Records that describe figures ->
-.-.-
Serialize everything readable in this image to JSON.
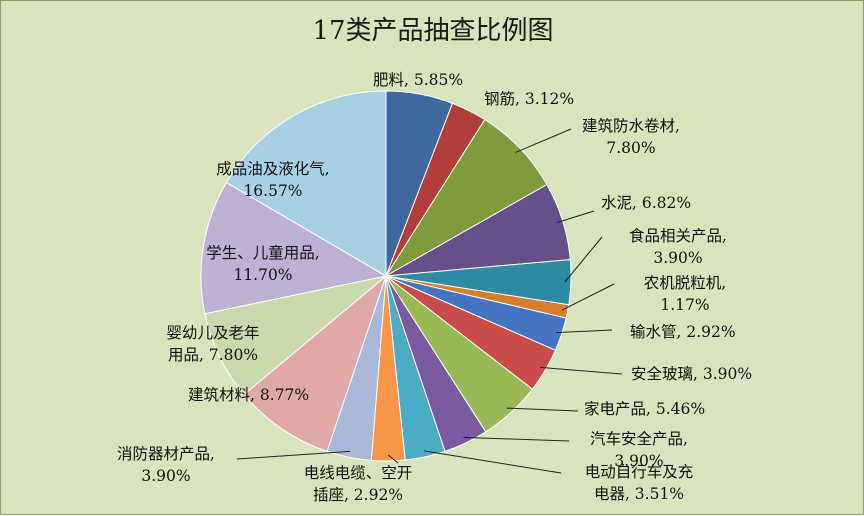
{
  "chart_data": {
    "type": "pie",
    "title": "17类产品抽查比例图",
    "slices": [
      {
        "label": "肥料",
        "value": 5.85,
        "display": "5.85%",
        "color": "#3e689f"
      },
      {
        "label": "钢筋",
        "value": 3.12,
        "display": "3.12%",
        "color": "#b23e3a"
      },
      {
        "label": "建筑防水卷材",
        "value": 7.8,
        "display": "7.80%",
        "color": "#7e9a3a"
      },
      {
        "label": "水泥",
        "value": 6.82,
        "display": "6.82%",
        "color": "#664f8a"
      },
      {
        "label": "食品相关产品",
        "value": 3.9,
        "display": "3.90%",
        "color": "#2f8aa3"
      },
      {
        "label": "农机脱粒机",
        "value": 1.17,
        "display": "1.17%",
        "color": "#d57f2d"
      },
      {
        "label": "输水管",
        "value": 2.92,
        "display": "2.92%",
        "color": "#4673c2"
      },
      {
        "label": "安全玻璃",
        "value": 3.9,
        "display": "3.90%",
        "color": "#c84d4a"
      },
      {
        "label": "家电产品",
        "value": 5.46,
        "display": "5.46%",
        "color": "#98b955"
      },
      {
        "label": "汽车安全产品",
        "value": 3.9,
        "display": "3.90%",
        "color": "#7a5aa0"
      },
      {
        "label": "电动自行车及充电器",
        "value": 3.51,
        "display": "3.51%",
        "color": "#4bacc6"
      },
      {
        "label": "电线电缆、空开插座",
        "value": 2.92,
        "display": "2.92%",
        "color": "#f79646"
      },
      {
        "label": "消防器材产品",
        "value": 3.9,
        "display": "3.90%",
        "color": "#a9b8d8"
      },
      {
        "label": "建筑材料",
        "value": 8.77,
        "display": "8.77%",
        "color": "#e0a9a8"
      },
      {
        "label": "婴幼儿及老年用品",
        "value": 7.8,
        "display": "7.80%",
        "color": "#c9d9ad"
      },
      {
        "label": "学生、儿童用品",
        "value": 11.7,
        "display": "11.70%",
        "color": "#bfb1d3"
      },
      {
        "label": "成品油及液化气",
        "value": 16.57,
        "display": "16.57%",
        "color": "#a8d2e4"
      }
    ],
    "label_lines": [
      [
        "肥料, 5.85%"
      ],
      [
        "钢筋, 3.12%"
      ],
      [
        "建筑防水卷材,",
        "7.80%"
      ],
      [
        "水泥, 6.82%"
      ],
      [
        "食品相关产品,",
        "3.90%"
      ],
      [
        "农机脱粒机,",
        "1.17%"
      ],
      [
        "输水管, 2.92%"
      ],
      [
        "安全玻璃, 3.90%"
      ],
      [
        "家电产品, 5.46%"
      ],
      [
        "汽车安全产品,",
        "3.90%"
      ],
      [
        "电动自行车及充",
        "电器, 3.51%"
      ],
      [
        "电线电缆、空开",
        "插座, 2.92%"
      ],
      [
        "消防器材产品,",
        "3.90%"
      ],
      [
        "建筑材料, 8.77%"
      ],
      [
        "婴幼儿及老年",
        "用品, 7.80%"
      ],
      [
        "学生、儿童用品,",
        "11.70%"
      ],
      [
        "成品油及液化气,",
        "16.57%"
      ]
    ]
  }
}
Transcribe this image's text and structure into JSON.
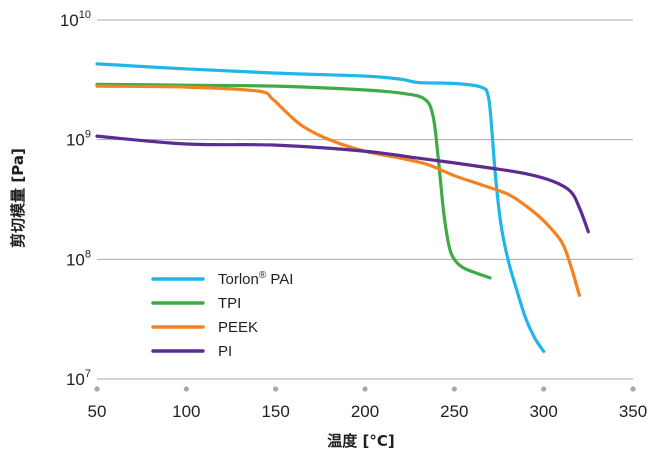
{
  "chart_data": {
    "type": "line",
    "title": "",
    "xlabel": "温度 [°C]",
    "ylabel": "剪切模量 [Pa]",
    "xlim": [
      50,
      350
    ],
    "ylim": [
      10000000,
      10000000000
    ],
    "yscale": "log",
    "grid": "horizontal",
    "legend_position": "bottom-left",
    "x_ticks": [
      "50",
      "100",
      "150",
      "200",
      "250",
      "300",
      "350"
    ],
    "y_ticks": [
      {
        "base": "10",
        "exp": "7",
        "value": 10000000
      },
      {
        "base": "10",
        "exp": "8",
        "value": 100000000
      },
      {
        "base": "10",
        "exp": "9",
        "value": 1000000000
      },
      {
        "base": "10",
        "exp": "10",
        "value": 10000000000
      }
    ],
    "series": [
      {
        "name": "Torlon",
        "name_sup": "®",
        "name_suffix": " PAI",
        "color": "#1fb6ea",
        "x": [
          50,
          100,
          150,
          200,
          220,
          230,
          250,
          265,
          269,
          271,
          273,
          276,
          280,
          285,
          290,
          295,
          300
        ],
        "y": [
          4300000000,
          3900000000,
          3600000000,
          3400000000,
          3200000000,
          3000000000,
          2950000000,
          2750000000,
          2300000000,
          1200000000,
          500000000,
          200000000,
          100000000,
          55000000,
          32000000,
          22000000,
          17000000
        ]
      },
      {
        "name": "TPI",
        "name_sup": "",
        "name_suffix": "",
        "color": "#3faa48",
        "x": [
          50,
          100,
          150,
          200,
          220,
          233,
          238,
          241,
          244,
          247,
          250,
          255,
          262,
          270
        ],
        "y": [
          2900000000,
          2850000000,
          2800000000,
          2600000000,
          2450000000,
          2200000000,
          1600000000,
          700000000,
          250000000,
          130000000,
          100000000,
          85000000,
          77000000,
          70000000
        ]
      },
      {
        "name": "PEEK",
        "name_sup": "",
        "name_suffix": "",
        "color": "#f58220",
        "x": [
          50,
          100,
          140,
          148,
          155,
          165,
          180,
          200,
          220,
          235,
          250,
          265,
          280,
          290,
          300,
          310,
          315,
          320
        ],
        "y": [
          2800000000,
          2750000000,
          2550000000,
          2200000000,
          1750000000,
          1300000000,
          1000000000,
          800000000,
          700000000,
          620000000,
          500000000,
          420000000,
          350000000,
          280000000,
          210000000,
          140000000,
          90000000,
          50000000
        ]
      },
      {
        "name": "PI",
        "name_sup": "",
        "name_suffix": "",
        "color": "#5c2d91",
        "x": [
          50,
          100,
          150,
          200,
          230,
          250,
          270,
          290,
          305,
          315,
          320,
          325
        ],
        "y": [
          1070000000,
          920000000,
          900000000,
          800000000,
          700000000,
          640000000,
          580000000,
          520000000,
          450000000,
          370000000,
          270000000,
          170000000
        ]
      }
    ]
  }
}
-.-.-
Goal of the exercise -> Your copy should hold every record word for word and none of the pictures.

Exercise solution ->
Serialize everything readable in this image to JSON.
{
  "chart_data": {
    "type": "pie",
    "title": "17类产品抽查比例图",
    "slices": [
      {
        "label": "肥料",
        "value": 5.85,
        "display": "5.85%",
        "color": "#3e689f"
      },
      {
        "label": "钢筋",
        "value": 3.12,
        "display": "3.12%",
        "color": "#b23e3a"
      },
      {
        "label": "建筑防水卷材",
        "value": 7.8,
        "display": "7.80%",
        "color": "#7e9a3a"
      },
      {
        "label": "水泥",
        "value": 6.82,
        "display": "6.82%",
        "color": "#664f8a"
      },
      {
        "label": "食品相关产品",
        "value": 3.9,
        "display": "3.90%",
        "color": "#2f8aa3"
      },
      {
        "label": "农机脱粒机",
        "value": 1.17,
        "display": "1.17%",
        "color": "#d57f2d"
      },
      {
        "label": "输水管",
        "value": 2.92,
        "display": "2.92%",
        "color": "#4673c2"
      },
      {
        "label": "安全玻璃",
        "value": 3.9,
        "display": "3.90%",
        "color": "#c84d4a"
      },
      {
        "label": "家电产品",
        "value": 5.46,
        "display": "5.46%",
        "color": "#98b955"
      },
      {
        "label": "汽车安全产品",
        "value": 3.9,
        "display": "3.90%",
        "color": "#7a5aa0"
      },
      {
        "label": "电动自行车及充电器",
        "value": 3.51,
        "display": "3.51%",
        "color": "#4bacc6"
      },
      {
        "label": "电线电缆、空开插座",
        "value": 2.92,
        "display": "2.92%",
        "color": "#f79646"
      },
      {
        "label": "消防器材产品",
        "value": 3.9,
        "display": "3.90%",
        "color": "#a9b8d8"
      },
      {
        "label": "建筑材料",
        "value": 8.77,
        "display": "8.77%",
        "color": "#e0a9a8"
      },
      {
        "label": "婴幼儿及老年用品",
        "value": 7.8,
        "display": "7.80%",
        "color": "#c9d9ad"
      },
      {
        "label": "学生、儿童用品",
        "value": 11.7,
        "display": "11.70%",
        "color": "#bfb1d3"
      },
      {
        "label": "成品油及液化气",
        "value": 16.57,
        "display": "16.57%",
        "color": "#a8d2e4"
      }
    ],
    "label_lines": [
      [
        "肥料, 5.85%"
      ],
      [
        "钢筋, 3.12%"
      ],
      [
        "建筑防水卷材,",
        "7.80%"
      ],
      [
        "水泥, 6.82%"
      ],
      [
        "食品相关产品,",
        "3.90%"
      ],
      [
        "农机脱粒机,",
        "1.17%"
      ],
      [
        "输水管, 2.92%"
      ],
      [
        "安全玻璃, 3.90%"
      ],
      [
        "家电产品, 5.46%"
      ],
      [
        "汽车安全产品,",
        "3.90%"
      ],
      [
        "电动自行车及充",
        "电器, 3.51%"
      ],
      [
        "电线电缆、空开",
        "插座, 2.92%"
      ],
      [
        "消防器材产品,",
        "3.90%"
      ],
      [
        "建筑材料, 8.77%"
      ],
      [
        "婴幼儿及老年",
        "用品, 7.80%"
      ],
      [
        "学生、儿童用品,",
        "11.70%"
      ],
      [
        "成品油及液化气,",
        "16.57%"
      ]
    ]
  }
}
Transcribe this image's text and structure into JSON.
{
  "chart_data": {
    "type": "line",
    "title": "",
    "xlabel": "温度 [°C]",
    "ylabel": "剪切模量 [Pa]",
    "xlim": [
      50,
      350
    ],
    "ylim": [
      10000000,
      10000000000
    ],
    "yscale": "log",
    "grid": "horizontal",
    "legend_position": "bottom-left",
    "x_ticks": [
      "50",
      "100",
      "150",
      "200",
      "250",
      "300",
      "350"
    ],
    "y_ticks": [
      {
        "base": "10",
        "exp": "7",
        "value": 10000000
      },
      {
        "base": "10",
        "exp": "8",
        "value": 100000000
      },
      {
        "base": "10",
        "exp": "9",
        "value": 1000000000
      },
      {
        "base": "10",
        "exp": "10",
        "value": 10000000000
      }
    ],
    "series": [
      {
        "name": "Torlon",
        "name_sup": "®",
        "name_suffix": " PAI",
        "color": "#1fb6ea",
        "x": [
          50,
          100,
          150,
          200,
          220,
          230,
          250,
          265,
          269,
          271,
          273,
          276,
          280,
          285,
          290,
          295,
          300
        ],
        "y": [
          4300000000,
          3900000000,
          3600000000,
          3400000000,
          3200000000,
          3000000000,
          2950000000,
          2750000000,
          2300000000,
          1200000000,
          500000000,
          200000000,
          100000000,
          55000000,
          32000000,
          22000000,
          17000000
        ]
      },
      {
        "name": "TPI",
        "name_sup": "",
        "name_suffix": "",
        "color": "#3faa48",
        "x": [
          50,
          100,
          150,
          200,
          220,
          233,
          238,
          241,
          244,
          247,
          250,
          255,
          262,
          270
        ],
        "y": [
          2900000000,
          2850000000,
          2800000000,
          2600000000,
          2450000000,
          2200000000,
          1600000000,
          700000000,
          250000000,
          130000000,
          100000000,
          85000000,
          77000000,
          70000000
        ]
      },
      {
        "name": "PEEK",
        "name_sup": "",
        "name_suffix": "",
        "color": "#f58220",
        "x": [
          50,
          100,
          140,
          148,
          155,
          165,
          180,
          200,
          220,
          235,
          250,
          265,
          280,
          290,
          300,
          310,
          315,
          320
        ],
        "y": [
          2800000000,
          2750000000,
          2550000000,
          2200000000,
          1750000000,
          1300000000,
          1000000000,
          800000000,
          700000000,
          620000000,
          500000000,
          420000000,
          350000000,
          280000000,
          210000000,
          140000000,
          90000000,
          50000000
        ]
      },
      {
        "name": "PI",
        "name_sup": "",
        "name_suffix": "",
        "color": "#5c2d91",
        "x": [
          50,
          100,
          150,
          200,
          230,
          250,
          270,
          290,
          305,
          315,
          320,
          325
        ],
        "y": [
          1070000000,
          920000000,
          900000000,
          800000000,
          700000000,
          640000000,
          580000000,
          520000000,
          450000000,
          370000000,
          270000000,
          170000000
        ]
      }
    ]
  }
}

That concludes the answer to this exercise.